»»

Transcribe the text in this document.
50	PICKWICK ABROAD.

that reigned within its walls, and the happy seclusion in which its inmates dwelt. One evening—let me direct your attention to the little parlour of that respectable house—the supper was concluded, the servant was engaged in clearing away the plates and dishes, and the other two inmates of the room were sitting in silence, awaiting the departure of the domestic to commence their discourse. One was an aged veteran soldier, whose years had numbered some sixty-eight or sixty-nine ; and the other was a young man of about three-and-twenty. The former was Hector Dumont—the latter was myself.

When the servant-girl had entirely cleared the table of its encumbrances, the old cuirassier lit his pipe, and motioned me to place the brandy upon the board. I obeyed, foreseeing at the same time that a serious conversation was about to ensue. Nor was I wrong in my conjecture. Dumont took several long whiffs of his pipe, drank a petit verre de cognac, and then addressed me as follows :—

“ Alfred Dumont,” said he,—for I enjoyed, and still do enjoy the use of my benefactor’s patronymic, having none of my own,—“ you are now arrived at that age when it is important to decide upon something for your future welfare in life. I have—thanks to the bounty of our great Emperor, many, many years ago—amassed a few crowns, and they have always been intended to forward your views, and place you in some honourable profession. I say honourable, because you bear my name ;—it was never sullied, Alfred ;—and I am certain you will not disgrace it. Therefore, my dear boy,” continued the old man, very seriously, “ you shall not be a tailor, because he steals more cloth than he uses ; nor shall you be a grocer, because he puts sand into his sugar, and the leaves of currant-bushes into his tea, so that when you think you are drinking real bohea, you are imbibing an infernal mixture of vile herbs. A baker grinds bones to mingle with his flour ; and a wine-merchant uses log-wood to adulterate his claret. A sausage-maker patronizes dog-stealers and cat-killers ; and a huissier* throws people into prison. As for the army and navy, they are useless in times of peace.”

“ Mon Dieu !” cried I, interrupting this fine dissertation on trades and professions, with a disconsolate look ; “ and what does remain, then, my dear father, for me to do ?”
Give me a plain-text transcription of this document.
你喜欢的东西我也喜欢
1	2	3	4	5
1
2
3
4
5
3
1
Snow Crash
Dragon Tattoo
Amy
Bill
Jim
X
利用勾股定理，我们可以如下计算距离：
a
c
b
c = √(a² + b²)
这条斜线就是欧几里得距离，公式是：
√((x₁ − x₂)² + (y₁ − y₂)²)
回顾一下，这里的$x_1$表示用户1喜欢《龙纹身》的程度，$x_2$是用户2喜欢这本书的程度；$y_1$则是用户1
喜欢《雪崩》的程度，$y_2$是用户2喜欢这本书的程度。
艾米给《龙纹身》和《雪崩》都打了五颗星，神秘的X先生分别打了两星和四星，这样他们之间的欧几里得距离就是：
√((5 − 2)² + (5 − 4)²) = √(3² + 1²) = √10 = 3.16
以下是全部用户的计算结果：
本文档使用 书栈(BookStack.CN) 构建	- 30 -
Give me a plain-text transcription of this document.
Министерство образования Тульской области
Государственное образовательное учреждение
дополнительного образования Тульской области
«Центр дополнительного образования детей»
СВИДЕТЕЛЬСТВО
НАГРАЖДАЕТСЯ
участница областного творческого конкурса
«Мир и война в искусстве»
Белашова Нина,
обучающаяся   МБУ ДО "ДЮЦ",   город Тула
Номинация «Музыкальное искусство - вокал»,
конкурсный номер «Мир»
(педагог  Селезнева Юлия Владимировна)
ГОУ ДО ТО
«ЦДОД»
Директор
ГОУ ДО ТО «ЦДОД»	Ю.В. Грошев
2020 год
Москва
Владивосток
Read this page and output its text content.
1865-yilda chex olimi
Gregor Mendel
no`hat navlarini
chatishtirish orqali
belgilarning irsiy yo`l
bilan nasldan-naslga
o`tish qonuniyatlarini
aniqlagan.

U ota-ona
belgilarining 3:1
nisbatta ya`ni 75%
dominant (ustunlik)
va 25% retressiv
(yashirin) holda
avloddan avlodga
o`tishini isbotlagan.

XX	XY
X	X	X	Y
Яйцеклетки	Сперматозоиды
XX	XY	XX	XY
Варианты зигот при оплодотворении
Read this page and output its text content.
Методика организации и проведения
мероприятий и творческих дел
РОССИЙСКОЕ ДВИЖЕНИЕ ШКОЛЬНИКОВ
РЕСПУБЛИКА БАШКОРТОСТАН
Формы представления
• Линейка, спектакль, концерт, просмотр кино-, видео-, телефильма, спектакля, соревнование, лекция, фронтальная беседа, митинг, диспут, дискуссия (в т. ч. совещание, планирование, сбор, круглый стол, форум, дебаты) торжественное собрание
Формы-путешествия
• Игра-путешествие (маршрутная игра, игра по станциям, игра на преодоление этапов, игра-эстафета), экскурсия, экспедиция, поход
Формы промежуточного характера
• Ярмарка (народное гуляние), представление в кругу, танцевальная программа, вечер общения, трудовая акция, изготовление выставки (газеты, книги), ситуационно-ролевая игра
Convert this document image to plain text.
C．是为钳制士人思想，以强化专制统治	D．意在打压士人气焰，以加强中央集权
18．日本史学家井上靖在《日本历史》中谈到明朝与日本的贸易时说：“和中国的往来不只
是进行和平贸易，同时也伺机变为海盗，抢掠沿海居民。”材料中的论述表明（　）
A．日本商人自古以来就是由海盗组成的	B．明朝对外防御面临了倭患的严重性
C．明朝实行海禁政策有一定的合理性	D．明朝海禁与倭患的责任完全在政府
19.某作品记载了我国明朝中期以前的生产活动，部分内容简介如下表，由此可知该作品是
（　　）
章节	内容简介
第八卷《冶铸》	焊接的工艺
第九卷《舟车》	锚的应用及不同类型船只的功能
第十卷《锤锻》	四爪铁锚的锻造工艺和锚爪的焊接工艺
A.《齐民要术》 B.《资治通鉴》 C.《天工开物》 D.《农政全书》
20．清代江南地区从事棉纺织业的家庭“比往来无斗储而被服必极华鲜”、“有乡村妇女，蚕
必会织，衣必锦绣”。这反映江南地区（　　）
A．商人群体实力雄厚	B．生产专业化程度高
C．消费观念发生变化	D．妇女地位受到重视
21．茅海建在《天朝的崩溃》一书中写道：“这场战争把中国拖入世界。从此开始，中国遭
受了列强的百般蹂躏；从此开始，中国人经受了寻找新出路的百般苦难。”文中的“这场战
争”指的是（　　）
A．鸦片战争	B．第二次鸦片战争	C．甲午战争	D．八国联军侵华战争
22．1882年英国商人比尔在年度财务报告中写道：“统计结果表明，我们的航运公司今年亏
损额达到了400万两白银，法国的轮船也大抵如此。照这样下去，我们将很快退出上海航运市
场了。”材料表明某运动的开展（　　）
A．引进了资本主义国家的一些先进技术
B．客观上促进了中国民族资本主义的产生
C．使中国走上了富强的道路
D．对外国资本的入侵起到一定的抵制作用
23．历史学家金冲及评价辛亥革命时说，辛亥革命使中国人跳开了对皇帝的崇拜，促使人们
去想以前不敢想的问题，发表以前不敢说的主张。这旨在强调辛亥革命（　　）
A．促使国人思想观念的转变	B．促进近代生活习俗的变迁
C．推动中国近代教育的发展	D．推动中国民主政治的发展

««

**Problem statement**.
Reproduce the material in full, with no word added or dropped.

**Final result**.
Transcribe the text in this document.
50	PICKWICK ABROAD.

that reigned within its walls, and the happy seclusion in which its inmates dwelt. One evening—let me direct your attention to the little parlour of that respectable house—the supper was concluded, the servant was engaged in clearing away the plates and dishes, and the other two inmates of the room were sitting in silence, awaiting the departure of the domestic to commence their discourse. One was an aged veteran soldier, whose years had numbered some sixty-eight or sixty-nine ; and the other was a young man of about three-and-twenty. The former was Hector Dumont—the latter was myself.

When the servant-girl had entirely cleared the table of its encumbrances, the old cuirassier lit his pipe, and motioned me to place the brandy upon the board. I obeyed, foreseeing at the same time that a serious conversation was about to ensue. Nor was I wrong in my conjecture. Dumont took several long whiffs of his pipe, drank a petit verre de cognac, and then addressed me as follows :—

“ Alfred Dumont,” said he,—for I enjoyed, and still do enjoy the use of my benefactor’s patronymic, having none of my own,—“ you are now arrived at that age when it is important to decide upon something for your future welfare in life. I have—thanks to the bounty of our great Emperor, many, many years ago—amassed a few crowns, and they have always been intended to forward your views, and place you in some honourable profession. I say honourable, because you bear my name ;—it was never sullied, Alfred ;—and I am certain you will not disgrace it. Therefore, my dear boy,” continued the old man, very seriously, “ you shall not be a tailor, because he steals more cloth than he uses ; nor shall you be a grocer, because he puts sand into his sugar, and the leaves of currant-bushes into his tea, so that when you think you are drinking real bohea, you are imbibing an infernal mixture of vile herbs. A baker grinds bones to mingle with his flour ; and a wine-merchant uses log-wood to adulterate his claret. A sausage-maker patronizes dog-stealers and cat-killers ; and a huissier* throws people into prison. As for the army and navy, they are useless in times of peace.”

“ Mon Dieu !” cried I, interrupting this fine dissertation on trades and professions, with a disconsolate look ; “ and what does remain, then, my dear father, for me to do ?”
Give me a plain-text transcription of this document.
你喜欢的东西我也喜欢
1	2	3	4	5
1
2
3
4
5
3
1
Snow Crash
Dragon Tattoo
Amy
Bill
Jim
X
利用勾股定理，我们可以如下计算距离：
a
c
b
c = √(a² + b²)
这条斜线就是欧几里得距离，公式是：
√((x₁ − x₂)² + (y₁ − y₂)²)
回顾一下，这里的$x_1$表示用户1喜欢《龙纹身》的程度，$x_2$是用户2喜欢这本书的程度；$y_1$则是用户1
喜欢《雪崩》的程度，$y_2$是用户2喜欢这本书的程度。
艾米给《龙纹身》和《雪崩》都打了五颗星，神秘的X先生分别打了两星和四星，这样他们之间的欧几里得距离就是：
√((5 − 2)² + (5 − 4)²) = √(3² + 1²) = √10 = 3.16
以下是全部用户的计算结果：
本文档使用 书栈(BookStack.CN) 构建	- 30 -
Give me a plain-text transcription of this document.
Министерство образования Тульской области
Государственное образовательное учреждение
дополнительного образования Тульской области
«Центр дополнительного образования детей»
СВИДЕТЕЛЬСТВО
НАГРАЖДАЕТСЯ
участница областного творческого конкурса
«Мир и война в искусстве»
Белашова Нина,
обучающаяся   МБУ ДО "ДЮЦ",   город Тула
Номинация «Музыкальное искусство - вокал»,
конкурсный номер «Мир»
(педагог  Селезнева Юлия Владимировна)
ГОУ ДО ТО
«ЦДОД»
Директор
ГОУ ДО ТО «ЦДОД»	Ю.В. Грошев
2020 год
Москва
Владивосток
Read this page and output its text content.
1865-yilda chex olimi
Gregor Mendel
no`hat navlarini
chatishtirish orqali
belgilarning irsiy yo`l
bilan nasldan-naslga
o`tish qonuniyatlarini
aniqlagan.

U ota-ona
belgilarining 3:1
nisbatta ya`ni 75%
dominant (ustunlik)
va 25% retressiv
(yashirin) holda
avloddan avlodga
o`tishini isbotlagan.

XX	XY
X	X	X	Y
Яйцеклетки	Сперматозоиды
XX	XY	XX	XY
Варианты зигот при оплодотворении
Read this page and output its text content.
Методика организации и проведения
мероприятий и творческих дел
РОССИЙСКОЕ ДВИЖЕНИЕ ШКОЛЬНИКОВ
РЕСПУБЛИКА БАШКОРТОСТАН
Формы представления
• Линейка, спектакль, концерт, просмотр кино-, видео-, телефильма, спектакля, соревнование, лекция, фронтальная беседа, митинг, диспут, дискуссия (в т. ч. совещание, планирование, сбор, круглый стол, форум, дебаты) торжественное собрание
Формы-путешествия
• Игра-путешествие (маршрутная игра, игра по станциям, игра на преодоление этапов, игра-эстафета), экскурсия, экспедиция, поход
Формы промежуточного характера
• Ярмарка (народное гуляние), представление в кругу, танцевальная программа, вечер общения, трудовая акция, изготовление выставки (газеты, книги), ситуационно-ролевая игра
Convert this document image to plain text.
C．是为钳制士人思想，以强化专制统治	D．意在打压士人气焰，以加强中央集权
18．日本史学家井上靖在《日本历史》中谈到明朝与日本的贸易时说：“和中国的往来不只
是进行和平贸易，同时也伺机变为海盗，抢掠沿海居民。”材料中的论述表明（　）
A．日本商人自古以来就是由海盗组成的	B．明朝对外防御面临了倭患的严重性
C．明朝实行海禁政策有一定的合理性	D．明朝海禁与倭患的责任完全在政府
19.某作品记载了我国明朝中期以前的生产活动，部分内容简介如下表，由此可知该作品是
（　　）
章节	内容简介
第八卷《冶铸》	焊接的工艺
第九卷《舟车》	锚的应用及不同类型船只的功能
第十卷《锤锻》	四爪铁锚的锻造工艺和锚爪的焊接工艺
A.《齐民要术》 B.《资治通鉴》 C.《天工开物》 D.《农政全书》
20．清代江南地区从事棉纺织业的家庭“比往来无斗储而被服必极华鲜”、“有乡村妇女，蚕
必会织，衣必锦绣”。这反映江南地区（　　）
A．商人群体实力雄厚	B．生产专业化程度高
C．消费观念发生变化	D．妇女地位受到重视
21．茅海建在《天朝的崩溃》一书中写道：“这场战争把中国拖入世界。从此开始，中国遭
受了列强的百般蹂躏；从此开始，中国人经受了寻找新出路的百般苦难。”文中的“这场战
争”指的是（　　）
A．鸦片战争	B．第二次鸦片战争	C．甲午战争	D．八国联军侵华战争
22．1882年英国商人比尔在年度财务报告中写道：“统计结果表明，我们的航运公司今年亏
损额达到了400万两白银，法国的轮船也大抵如此。照这样下去，我们将很快退出上海航运市
场了。”材料表明某运动的开展（　　）
A．引进了资本主义国家的一些先进技术
B．客观上促进了中国民族资本主义的产生
C．使中国走上了富强的道路
D．对外国资本的入侵起到一定的抵制作用
23．历史学家金冲及评价辛亥革命时说，辛亥革命使中国人跳开了对皇帝的崇拜，促使人们
去想以前不敢想的问题，发表以前不敢说的主张。这旨在强调辛亥革命（　　）
A．促使国人思想观念的转变	B．促进近代生活习俗的变迁
C．推动中国近代教育的发展	D．推动中国民主政治的发展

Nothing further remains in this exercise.